**Task goal:**
Retype the data that follows line by line, exactly, and leave its pictures out.

**Raw data:**
** START **

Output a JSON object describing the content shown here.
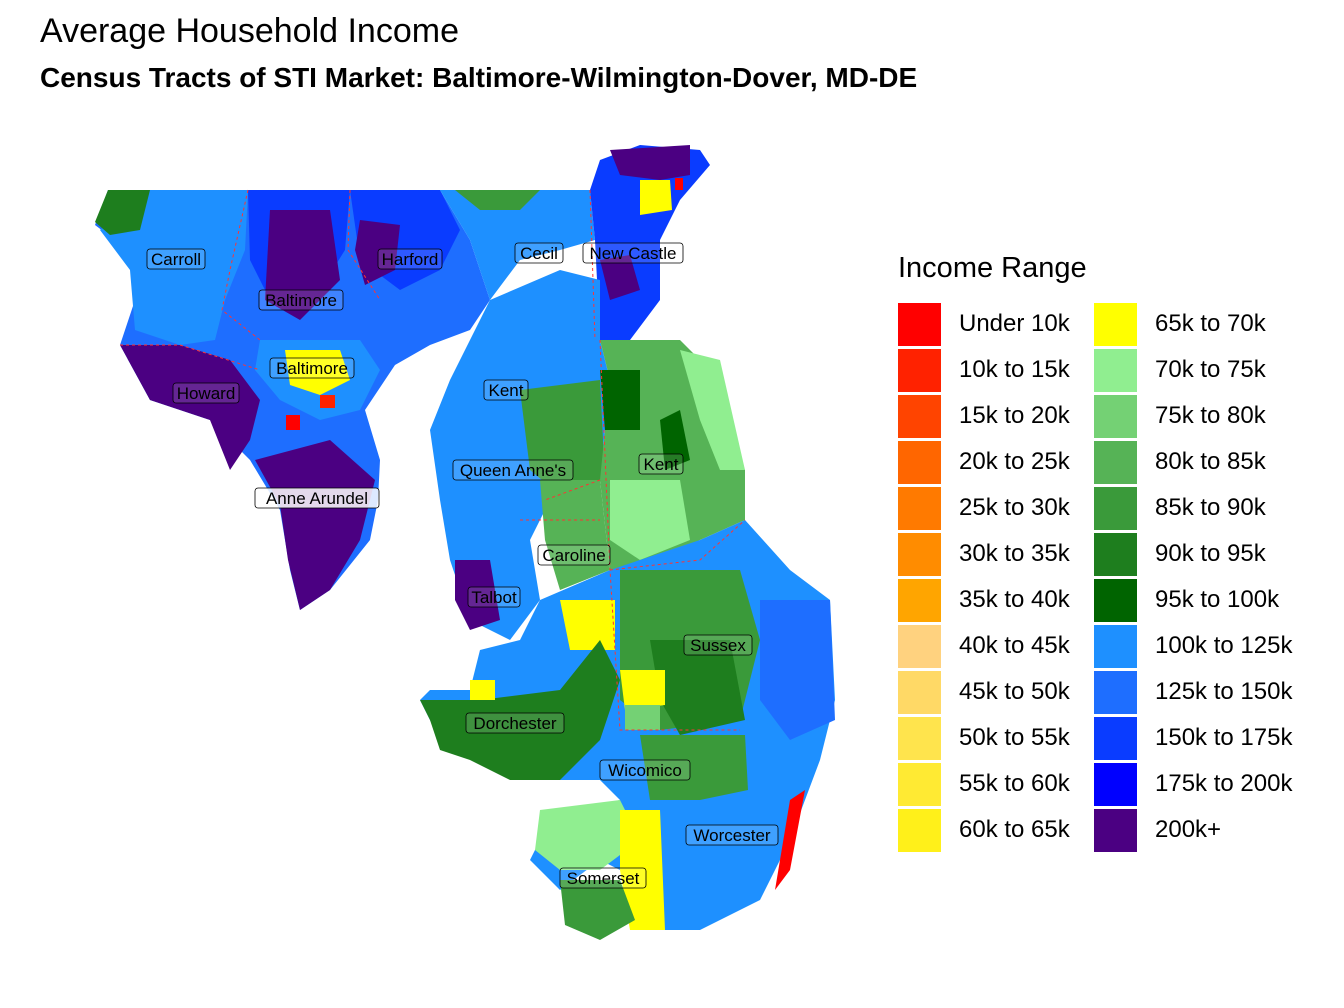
{
  "title": "Average Household Income",
  "subtitle": "Census Tracts of STI Market: Baltimore-Wilmington-Dover, MD-DE",
  "legend": {
    "title": "Income Range",
    "items": [
      {
        "label": "Under 10k",
        "color": "#FF0000"
      },
      {
        "label": "10k to 15k",
        "color": "#FF2200"
      },
      {
        "label": "15k to 20k",
        "color": "#FF4400"
      },
      {
        "label": "20k to 25k",
        "color": "#FF6600"
      },
      {
        "label": "25k to 30k",
        "color": "#FF7A00"
      },
      {
        "label": "30k to 35k",
        "color": "#FF8C00"
      },
      {
        "label": "35k to 40k",
        "color": "#FFA500"
      },
      {
        "label": "40k to 45k",
        "color": "#FFD27F"
      },
      {
        "label": "45k to 50k",
        "color": "#FFD966"
      },
      {
        "label": "50k to 55k",
        "color": "#FFE44D"
      },
      {
        "label": "55k to 60k",
        "color": "#FFEA33"
      },
      {
        "label": "60k to 65k",
        "color": "#FFF01A"
      },
      {
        "label": "65k to 70k",
        "color": "#FFFF00"
      },
      {
        "label": "70k to 75k",
        "color": "#90EE90"
      },
      {
        "label": "75k to 80k",
        "color": "#74D174"
      },
      {
        "label": "80k to 85k",
        "color": "#56B356"
      },
      {
        "label": "85k to 90k",
        "color": "#3A9A3A"
      },
      {
        "label": "90k to 95k",
        "color": "#1E7E1E"
      },
      {
        "label": "95k to 100k",
        "color": "#006400"
      },
      {
        "label": "100k to 125k",
        "color": "#1E90FF"
      },
      {
        "label": "125k to 150k",
        "color": "#1E6EFF"
      },
      {
        "label": "150k to 175k",
        "color": "#0A3CFF"
      },
      {
        "label": "175k to 200k",
        "color": "#0000FF"
      },
      {
        "label": "200k+",
        "color": "#4B0082"
      }
    ]
  },
  "counties": [
    "Carroll",
    "Harford",
    "Cecil",
    "New Castle",
    "Baltimore",
    "Baltimore",
    "Howard",
    "Kent",
    "Kent",
    "Queen Anne's",
    "Anne Arundel",
    "Caroline",
    "Talbot",
    "Sussex",
    "Dorchester",
    "Wicomico",
    "Worcester",
    "Somerset"
  ]
}
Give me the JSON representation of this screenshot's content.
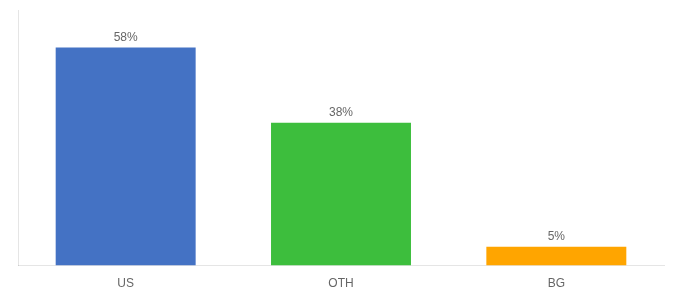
{
  "chart_data": {
    "type": "bar",
    "categories": [
      "US",
      "OTH",
      "BG"
    ],
    "values": [
      58,
      38,
      5
    ],
    "value_labels": [
      "58%",
      "38%",
      "5%"
    ],
    "colors": [
      "#4472C4",
      "#3DBE3D",
      "#FFA500"
    ],
    "ylim": [
      0,
      68
    ],
    "data_labels": true,
    "tick_labels": "x",
    "grid": false
  }
}
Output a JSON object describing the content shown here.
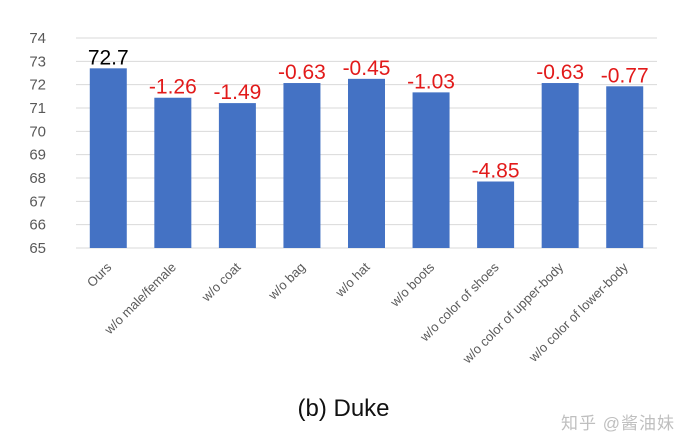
{
  "chart_data": {
    "type": "bar",
    "title": "",
    "xlabel": "",
    "ylabel": "",
    "ylim": [
      65,
      74
    ],
    "yticks": [
      65,
      66,
      67,
      68,
      69,
      70,
      71,
      72,
      73,
      74
    ],
    "grid": true,
    "categories": [
      "Ours",
      "w/o male/female",
      "w/o coat",
      "w/o bag",
      "w/o hat",
      "w/o boots",
      "w/o color of shoes",
      "w/o color of upper-body",
      "w/o color of lower-body"
    ],
    "values": [
      72.7,
      71.44,
      71.21,
      72.07,
      72.25,
      71.67,
      67.85,
      72.07,
      71.93
    ],
    "data_labels": [
      "72.7",
      "-1.26",
      "-1.49",
      "-0.63",
      "-0.45",
      "-1.03",
      "-4.85",
      "-0.63",
      "-0.77"
    ],
    "colors": {
      "bar": "#4472c4",
      "baseline_label": "#000000",
      "delta_label": "#e21a1a",
      "grid": "#d9d9d9",
      "tick_text": "#595959"
    }
  },
  "caption": "(b) Duke",
  "watermark": "知乎 @酱油妹"
}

** END **

**Expected answer:**
Output a JSON object describing the content shown here.
{
  "title": "Average Household Income",
  "subtitle": "Census Tracts of STI Market: Baltimore-Wilmington-Dover, MD-DE",
  "legend": {
    "title": "Income Range",
    "items": [
      {
        "label": "Under 10k",
        "color": "#FF0000"
      },
      {
        "label": "10k to 15k",
        "color": "#FF2200"
      },
      {
        "label": "15k to 20k",
        "color": "#FF4400"
      },
      {
        "label": "20k to 25k",
        "color": "#FF6600"
      },
      {
        "label": "25k to 30k",
        "color": "#FF7A00"
      },
      {
        "label": "30k to 35k",
        "color": "#FF8C00"
      },
      {
        "label": "35k to 40k",
        "color": "#FFA500"
      },
      {
        "label": "40k to 45k",
        "color": "#FFD27F"
      },
      {
        "label": "45k to 50k",
        "color": "#FFD966"
      },
      {
        "label": "50k to 55k",
        "color": "#FFE44D"
      },
      {
        "label": "55k to 60k",
        "color": "#FFEA33"
      },
      {
        "label": "60k to 65k",
        "color": "#FFF01A"
      },
      {
        "label": "65k to 70k",
        "color": "#FFFF00"
      },
      {
        "label": "70k to 75k",
        "color": "#90EE90"
      },
      {
        "label": "75k to 80k",
        "color": "#74D174"
      },
      {
        "label": "80k to 85k",
        "color": "#56B356"
      },
      {
        "label": "85k to 90k",
        "color": "#3A9A3A"
      },
      {
        "label": "90k to 95k",
        "color": "#1E7E1E"
      },
      {
        "label": "95k to 100k",
        "color": "#006400"
      },
      {
        "label": "100k to 125k",
        "color": "#1E90FF"
      },
      {
        "label": "125k to 150k",
        "color": "#1E6EFF"
      },
      {
        "label": "150k to 175k",
        "color": "#0A3CFF"
      },
      {
        "label": "175k to 200k",
        "color": "#0000FF"
      },
      {
        "label": "200k+",
        "color": "#4B0082"
      }
    ]
  },
  "counties": [
    "Carroll",
    "Harford",
    "Cecil",
    "New Castle",
    "Baltimore",
    "Baltimore",
    "Howard",
    "Kent",
    "Kent",
    "Queen Anne's",
    "Anne Arundel",
    "Caroline",
    "Talbot",
    "Sussex",
    "Dorchester",
    "Wicomico",
    "Worcester",
    "Somerset"
  ]
}
Give me the JSON representation of this screenshot's content.
{
  "chart_data": {
    "type": "bar",
    "categories": [
      "US",
      "OTH",
      "BG"
    ],
    "values": [
      58,
      38,
      5
    ],
    "value_labels": [
      "58%",
      "38%",
      "5%"
    ],
    "colors": [
      "#4472C4",
      "#3DBE3D",
      "#FFA500"
    ],
    "ylim": [
      0,
      68
    ],
    "data_labels": true,
    "tick_labels": "x",
    "grid": false
  }
}
Output a JSON object describing the content shown here.
{
  "chart_data": {
    "type": "bar",
    "title": "",
    "xlabel": "",
    "ylabel": "",
    "ylim": [
      65,
      74
    ],
    "yticks": [
      65,
      66,
      67,
      68,
      69,
      70,
      71,
      72,
      73,
      74
    ],
    "grid": true,
    "categories": [
      "Ours",
      "w/o male/female",
      "w/o coat",
      "w/o bag",
      "w/o hat",
      "w/o boots",
      "w/o color of shoes",
      "w/o color of upper-body",
      "w/o color of lower-body"
    ],
    "values": [
      72.7,
      71.44,
      71.21,
      72.07,
      72.25,
      71.67,
      67.85,
      72.07,
      71.93
    ],
    "data_labels": [
      "72.7",
      "-1.26",
      "-1.49",
      "-0.63",
      "-0.45",
      "-1.03",
      "-4.85",
      "-0.63",
      "-0.77"
    ],
    "colors": {
      "bar": "#4472c4",
      "baseline_label": "#000000",
      "delta_label": "#e21a1a",
      "grid": "#d9d9d9",
      "tick_text": "#595959"
    }
  },
  "caption": "(b) Duke",
  "watermark": "知乎 @酱油妹"
}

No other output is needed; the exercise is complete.